◆ COSA FARE ◆
1. Nel racconto sulla visita al Castello Ruffo di Scilla, quanto costa il biglietto d'ingresso?
2. Riprendi il racconto sulla visita al Castello Ruffo di Scilla dal punto in cui si ferma.

◆ ESTRATTO DELLA PAGINA ◆

• • •

Nonostante questo blog sia
dichiaratamente dedicato alla città di Catanzaro, mi permetterete
ogni tanto qualche piccola digressione riguardante altre zone della
Calabria.
Oggi dedico qualche riga ad una
splendida località della nostra regione: Scilla. In particolare al
Castello Ruffo di Scilla, di cui potrete leggere qualche cenno anche
su wikipedia.
Imponente, carico di storia,
affascinante. Ma non è per tesserne le lodi che ne parlo.
Che le condizioni delle innumerevoli
risorse archeologiche, storiche, artistiche e culturali del Belpaese
siano pessime è cosa nota e, nonostante mi sia erudito in merito
anche grazie a “Vandali” di Sergio Rizzo e Gian Antonio Stella
(probabilmente i massimi esperti degli sprechi all'italiana), rimango
sempre esterrefatto quando tocco con mano il peggio che le nostre
amministrazioni pubbliche sanno dare.
Il Castello Ruffo domina dall'alto la
costa Scillea. Fiero. Maestoso.
Percorro il viale che porta
all'ingresso, entro nell'ufficio adibito a biglietteria. Euro 1,50
per l'ingresso mi comunica una delle tre impiegate tre che
siedono stancamente dietro alla scrivania. Poco, penso. Ritiro il
biglietto e prima di andarmene mi viene offerta una “guida del
castello”: una fotocopia b/n, solo testo, plastificata alla bell'e
meglio recante la scritta evidenziata “Restituire all'uscita”.
Comincio
la mia visita seguendo la descrizione della “guida” e, seppur non
entusiasta del servizio finora ricevuto, mi compiaccio delle
condizioni del monumento. Altri turisti si immergono insieme a me
nell'atmosfera carica di storia, purtroppo senza i preziosi consigli
del testo che ho tra le mani: la mia copia era l'ultima disponibile.

• • •

◆ DATI RACCOLTI ◆
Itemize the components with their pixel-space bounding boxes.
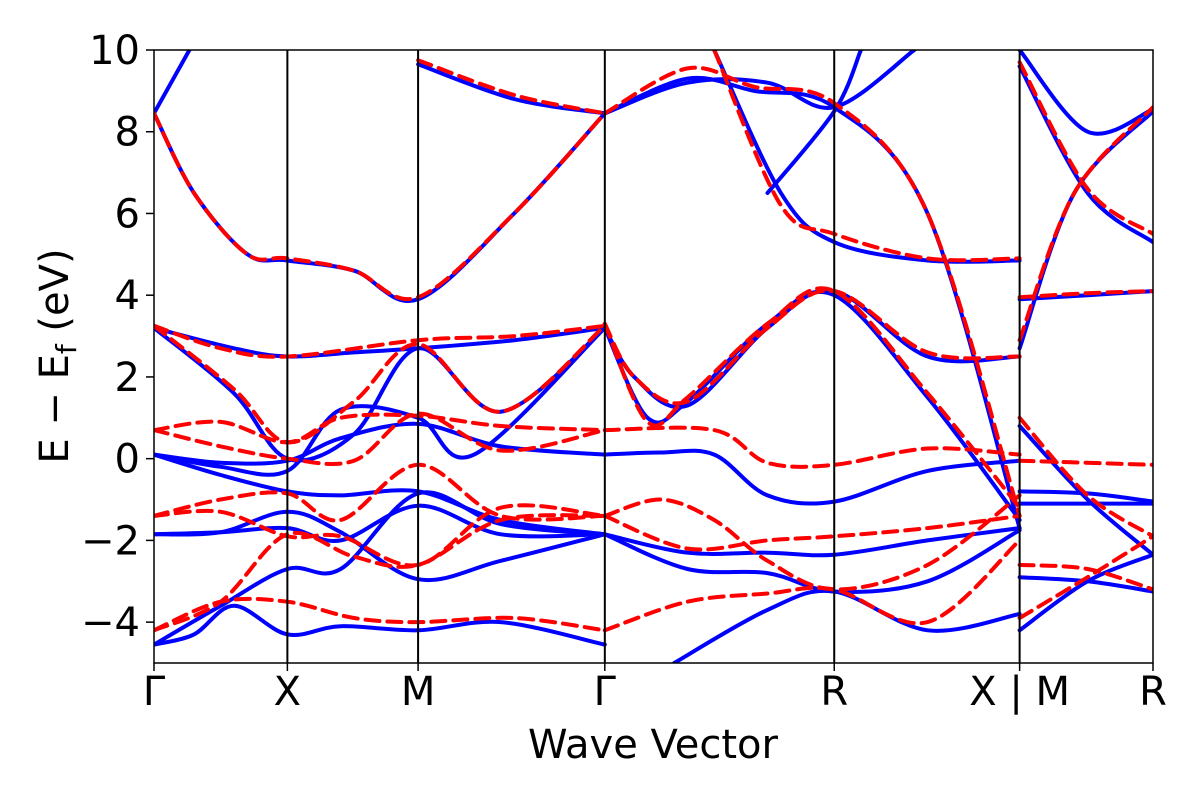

• • •

◆ LE RISPOSTE ◆
1. Costa 1,50 euro.

2.
Attraversato
il portale che conduce alla zona centrale, intravedo qualcosa che fa
venire la pelle d'oca: due costruzioni moderne sono state realizzate
all'interno delle mura che da secoli dominano lo Stretto. Nel periodo
fascista alcuni lavori danneggiarono irrimediabilmente la struttura.
Questi e altri lavori hanno violentato e distrutto ciò che neanche i
terremoti del 1783 e del 1908 erano riusciti a distruggere.
Alcune
vecchie sale sono state ristrutturate senza l'ombra della minima
coerenza. Due di esse ospitano un “negozio” di souvenir e una
mostra di foto entrambe guardate a vista da altri due addetti per un
totale di 5 dipendenti della struttura.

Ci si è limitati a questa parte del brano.